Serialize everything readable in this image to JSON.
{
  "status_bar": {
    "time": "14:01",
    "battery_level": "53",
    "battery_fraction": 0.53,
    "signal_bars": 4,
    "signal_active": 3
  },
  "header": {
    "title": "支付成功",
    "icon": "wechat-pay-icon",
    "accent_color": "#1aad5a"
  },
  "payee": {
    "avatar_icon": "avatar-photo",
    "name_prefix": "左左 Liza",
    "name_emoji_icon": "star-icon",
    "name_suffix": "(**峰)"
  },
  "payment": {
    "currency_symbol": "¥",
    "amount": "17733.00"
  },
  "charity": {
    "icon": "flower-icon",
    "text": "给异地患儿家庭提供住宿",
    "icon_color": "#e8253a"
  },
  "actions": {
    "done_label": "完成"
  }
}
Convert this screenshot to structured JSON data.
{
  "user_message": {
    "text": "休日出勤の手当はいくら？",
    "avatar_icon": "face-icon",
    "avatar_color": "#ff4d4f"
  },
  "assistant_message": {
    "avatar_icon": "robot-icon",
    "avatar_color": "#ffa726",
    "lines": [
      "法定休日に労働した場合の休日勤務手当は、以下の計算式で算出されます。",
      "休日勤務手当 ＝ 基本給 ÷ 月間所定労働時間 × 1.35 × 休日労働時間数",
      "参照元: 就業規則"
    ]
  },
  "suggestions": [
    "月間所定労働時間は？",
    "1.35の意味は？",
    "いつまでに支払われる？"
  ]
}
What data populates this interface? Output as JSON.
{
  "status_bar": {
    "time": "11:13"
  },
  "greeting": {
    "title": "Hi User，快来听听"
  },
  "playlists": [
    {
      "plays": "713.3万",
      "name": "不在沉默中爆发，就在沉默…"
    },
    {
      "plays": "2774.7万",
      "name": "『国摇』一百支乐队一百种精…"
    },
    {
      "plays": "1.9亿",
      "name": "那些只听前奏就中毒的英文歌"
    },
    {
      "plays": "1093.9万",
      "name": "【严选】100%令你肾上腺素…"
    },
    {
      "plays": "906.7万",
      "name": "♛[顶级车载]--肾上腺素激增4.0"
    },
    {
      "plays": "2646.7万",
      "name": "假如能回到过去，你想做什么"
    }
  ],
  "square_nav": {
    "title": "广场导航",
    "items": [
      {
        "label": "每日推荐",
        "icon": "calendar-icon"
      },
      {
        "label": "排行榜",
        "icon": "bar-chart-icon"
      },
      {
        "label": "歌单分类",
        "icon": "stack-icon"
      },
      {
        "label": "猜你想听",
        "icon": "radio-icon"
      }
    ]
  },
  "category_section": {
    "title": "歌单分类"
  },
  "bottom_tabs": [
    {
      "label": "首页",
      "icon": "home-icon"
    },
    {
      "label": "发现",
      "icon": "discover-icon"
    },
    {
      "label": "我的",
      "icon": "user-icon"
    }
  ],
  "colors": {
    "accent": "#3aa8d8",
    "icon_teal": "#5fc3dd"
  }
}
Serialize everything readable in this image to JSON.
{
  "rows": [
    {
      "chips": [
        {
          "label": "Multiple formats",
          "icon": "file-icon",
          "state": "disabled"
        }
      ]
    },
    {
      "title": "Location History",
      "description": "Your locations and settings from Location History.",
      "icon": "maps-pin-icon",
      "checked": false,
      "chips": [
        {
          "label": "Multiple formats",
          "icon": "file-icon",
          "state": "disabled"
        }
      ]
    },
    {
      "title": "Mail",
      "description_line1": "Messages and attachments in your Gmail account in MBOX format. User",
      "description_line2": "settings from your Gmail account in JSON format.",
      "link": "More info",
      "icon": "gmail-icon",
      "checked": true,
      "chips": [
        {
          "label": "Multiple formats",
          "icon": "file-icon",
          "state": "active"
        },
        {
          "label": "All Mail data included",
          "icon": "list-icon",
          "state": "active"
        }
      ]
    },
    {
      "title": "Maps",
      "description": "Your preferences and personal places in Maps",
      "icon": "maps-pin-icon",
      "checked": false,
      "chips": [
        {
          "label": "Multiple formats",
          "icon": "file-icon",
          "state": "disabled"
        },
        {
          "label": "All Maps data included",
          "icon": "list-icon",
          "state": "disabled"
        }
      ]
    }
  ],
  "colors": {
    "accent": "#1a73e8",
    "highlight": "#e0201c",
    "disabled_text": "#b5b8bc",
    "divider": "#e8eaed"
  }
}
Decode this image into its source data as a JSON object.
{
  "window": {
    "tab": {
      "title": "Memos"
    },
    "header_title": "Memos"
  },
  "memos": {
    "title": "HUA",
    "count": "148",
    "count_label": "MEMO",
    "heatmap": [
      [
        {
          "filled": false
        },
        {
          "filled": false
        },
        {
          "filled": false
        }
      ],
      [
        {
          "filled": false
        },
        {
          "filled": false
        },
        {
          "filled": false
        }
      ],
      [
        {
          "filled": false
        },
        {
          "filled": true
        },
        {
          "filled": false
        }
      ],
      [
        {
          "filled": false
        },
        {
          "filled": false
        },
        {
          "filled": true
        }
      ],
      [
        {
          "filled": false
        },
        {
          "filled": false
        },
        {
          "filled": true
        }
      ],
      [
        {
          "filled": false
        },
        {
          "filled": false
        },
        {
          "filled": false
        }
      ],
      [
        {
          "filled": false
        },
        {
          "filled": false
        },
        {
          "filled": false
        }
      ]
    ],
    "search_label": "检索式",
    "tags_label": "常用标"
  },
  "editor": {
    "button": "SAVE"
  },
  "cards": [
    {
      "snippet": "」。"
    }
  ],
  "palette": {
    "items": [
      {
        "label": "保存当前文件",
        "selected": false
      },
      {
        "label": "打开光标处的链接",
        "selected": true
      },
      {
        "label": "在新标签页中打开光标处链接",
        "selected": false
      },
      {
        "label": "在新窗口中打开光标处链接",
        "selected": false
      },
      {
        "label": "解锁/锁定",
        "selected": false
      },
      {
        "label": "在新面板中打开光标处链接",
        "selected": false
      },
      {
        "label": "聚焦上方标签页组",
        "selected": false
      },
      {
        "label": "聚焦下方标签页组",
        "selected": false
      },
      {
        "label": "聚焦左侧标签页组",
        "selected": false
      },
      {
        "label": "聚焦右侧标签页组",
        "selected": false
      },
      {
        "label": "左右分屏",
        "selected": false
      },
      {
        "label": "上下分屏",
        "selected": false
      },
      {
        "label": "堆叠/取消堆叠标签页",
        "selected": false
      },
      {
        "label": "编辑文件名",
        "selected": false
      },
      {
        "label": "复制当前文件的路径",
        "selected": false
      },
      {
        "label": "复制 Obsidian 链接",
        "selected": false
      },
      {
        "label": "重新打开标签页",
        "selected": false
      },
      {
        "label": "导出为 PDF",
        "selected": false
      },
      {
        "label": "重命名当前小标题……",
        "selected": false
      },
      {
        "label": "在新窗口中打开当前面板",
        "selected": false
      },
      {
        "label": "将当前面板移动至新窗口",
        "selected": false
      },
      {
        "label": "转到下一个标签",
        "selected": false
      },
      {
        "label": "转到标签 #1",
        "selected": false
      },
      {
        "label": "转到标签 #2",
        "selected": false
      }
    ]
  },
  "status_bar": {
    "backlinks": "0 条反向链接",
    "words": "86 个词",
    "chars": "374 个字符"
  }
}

○ ○ ○ ○ ○ ○ ○

Write down the full listing again, exactly.

TASK SOLUTION:
Serialize everything readable in this image to JSON.
{
  "status_bar": {
    "time": "14:01",
    "battery_level": "53",
    "battery_fraction": 0.53,
    "signal_bars": 4,
    "signal_active": 3
  },
  "header": {
    "title": "支付成功",
    "icon": "wechat-pay-icon",
    "accent_color": "#1aad5a"
  },
  "payee": {
    "avatar_icon": "avatar-photo",
    "name_prefix": "左左 Liza",
    "name_emoji_icon": "star-icon",
    "name_suffix": "(**峰)"
  },
  "payment": {
    "currency_symbol": "¥",
    "amount": "17733.00"
  },
  "charity": {
    "icon": "flower-icon",
    "text": "给异地患儿家庭提供住宿",
    "icon_color": "#e8253a"
  },
  "actions": {
    "done_label": "完成"
  }
}
Convert this screenshot to structured JSON data.
{
  "user_message": {
    "text": "休日出勤の手当はいくら？",
    "avatar_icon": "face-icon",
    "avatar_color": "#ff4d4f"
  },
  "assistant_message": {
    "avatar_icon": "robot-icon",
    "avatar_color": "#ffa726",
    "lines": [
      "法定休日に労働した場合の休日勤務手当は、以下の計算式で算出されます。",
      "休日勤務手当 ＝ 基本給 ÷ 月間所定労働時間 × 1.35 × 休日労働時間数",
      "参照元: 就業規則"
    ]
  },
  "suggestions": [
    "月間所定労働時間は？",
    "1.35の意味は？",
    "いつまでに支払われる？"
  ]
}
What data populates this interface? Output as JSON.
{
  "status_bar": {
    "time": "11:13"
  },
  "greeting": {
    "title": "Hi User，快来听听"
  },
  "playlists": [
    {
      "plays": "713.3万",
      "name": "不在沉默中爆发，就在沉默…"
    },
    {
      "plays": "2774.7万",
      "name": "『国摇』一百支乐队一百种精…"
    },
    {
      "plays": "1.9亿",
      "name": "那些只听前奏就中毒的英文歌"
    },
    {
      "plays": "1093.9万",
      "name": "【严选】100%令你肾上腺素…"
    },
    {
      "plays": "906.7万",
      "name": "♛[顶级车载]--肾上腺素激增4.0"
    },
    {
      "plays": "2646.7万",
      "name": "假如能回到过去，你想做什么"
    }
  ],
  "square_nav": {
    "title": "广场导航",
    "items": [
      {
        "label": "每日推荐",
        "icon": "calendar-icon"
      },
      {
        "label": "排行榜",
        "icon": "bar-chart-icon"
      },
      {
        "label": "歌单分类",
        "icon": "stack-icon"
      },
      {
        "label": "猜你想听",
        "icon": "radio-icon"
      }
    ]
  },
  "category_section": {
    "title": "歌单分类"
  },
  "bottom_tabs": [
    {
      "label": "首页",
      "icon": "home-icon"
    },
    {
      "label": "发现",
      "icon": "discover-icon"
    },
    {
      "label": "我的",
      "icon": "user-icon"
    }
  ],
  "colors": {
    "accent": "#3aa8d8",
    "icon_teal": "#5fc3dd"
  }
}
Serialize everything readable in this image to JSON.
{
  "rows": [
    {
      "chips": [
        {
          "label": "Multiple formats",
          "icon": "file-icon",
          "state": "disabled"
        }
      ]
    },
    {
      "title": "Location History",
      "description": "Your locations and settings from Location History.",
      "icon": "maps-pin-icon",
      "checked": false,
      "chips": [
        {
          "label": "Multiple formats",
          "icon": "file-icon",
          "state": "disabled"
        }
      ]
    },
    {
      "title": "Mail",
      "description_line1": "Messages and attachments in your Gmail account in MBOX format. User",
      "description_line2": "settings from your Gmail account in JSON format.",
      "link": "More info",
      "icon": "gmail-icon",
      "checked": true,
      "chips": [
        {
          "label": "Multiple formats",
          "icon": "file-icon",
          "state": "active"
        },
        {
          "label": "All Mail data included",
          "icon": "list-icon",
          "state": "active"
        }
      ]
    },
    {
      "title": "Maps",
      "description": "Your preferences and personal places in Maps",
      "icon": "maps-pin-icon",
      "checked": false,
      "chips": [
        {
          "label": "Multiple formats",
          "icon": "file-icon",
          "state": "disabled"
        },
        {
          "label": "All Maps data included",
          "icon": "list-icon",
          "state": "disabled"
        }
      ]
    }
  ],
  "colors": {
    "accent": "#1a73e8",
    "highlight": "#e0201c",
    "disabled_text": "#b5b8bc",
    "divider": "#e8eaed"
  }
}
Decode this image into its source data as a JSON object.
{
  "window": {
    "tab": {
      "title": "Memos"
    },
    "header_title": "Memos"
  },
  "memos": {
    "title": "HUA",
    "count": "148",
    "count_label": "MEMO",
    "heatmap": [
      [
        {
          "filled": false
        },
        {
          "filled": false
        },
        {
          "filled": false
        }
      ],
      [
        {
          "filled": false
        },
        {
          "filled": false
        },
        {
          "filled": false
        }
      ],
      [
        {
          "filled": false
        },
        {
          "filled": true
        },
        {
          "filled": false
        }
      ],
      [
        {
          "filled": false
        },
        {
          "filled": false
        },
        {
          "filled": true
        }
      ],
      [
        {
          "filled": false
        },
        {
          "filled": false
        },
        {
          "filled": true
        }
      ],
      [
        {
          "filled": false
        },
        {
          "filled": false
        },
        {
          "filled": false
        }
      ],
      [
        {
          "filled": false
        },
        {
          "filled": false
        },
        {
          "filled": false
        }
      ]
    ],
    "search_label": "检索式",
    "tags_label": "常用标"
  },
  "editor": {
    "button": "SAVE"
  },
  "cards": [
    {
      "snippet": "」。"
    }
  ],
  "palette": {
    "items": [
      {
        "label": "保存当前文件",
        "selected": false
      },
      {
        "label": "打开光标处的链接",
        "selected": true
      },
      {
        "label": "在新标签页中打开光标处链接",
        "selected": false
      },
      {
        "label": "在新窗口中打开光标处链接",
        "selected": false
      },
      {
        "label": "解锁/锁定",
        "selected": false
      },
      {
        "label": "在新面板中打开光标处链接",
        "selected": false
      },
      {
        "label": "聚焦上方标签页组",
        "selected": false
      },
      {
        "label": "聚焦下方标签页组",
        "selected": false
      },
      {
        "label": "聚焦左侧标签页组",
        "selected": false
      },
      {
        "label": "聚焦右侧标签页组",
        "selected": false
      },
      {
        "label": "左右分屏",
        "selected": false
      },
      {
        "label": "上下分屏",
        "selected": false
      },
      {
        "label": "堆叠/取消堆叠标签页",
        "selected": false
      },
      {
        "label": "编辑文件名",
        "selected": false
      },
      {
        "label": "复制当前文件的路径",
        "selected": false
      },
      {
        "label": "复制 Obsidian 链接",
        "selected": false
      },
      {
        "label": "重新打开标签页",
        "selected": false
      },
      {
        "label": "导出为 PDF",
        "selected": false
      },
      {
        "label": "重命名当前小标题……",
        "selected": false
      },
      {
        "label": "在新窗口中打开当前面板",
        "selected": false
      },
      {
        "label": "将当前面板移动至新窗口",
        "selected": false
      },
      {
        "label": "转到下一个标签",
        "selected": false
      },
      {
        "label": "转到标签 #1",
        "selected": false
      },
      {
        "label": "转到标签 #2",
        "selected": false
      }
    ]
  },
  "status_bar": {
    "backlinks": "0 条反向链接",
    "words": "86 个词",
    "chars": "374 个字符"
  }
}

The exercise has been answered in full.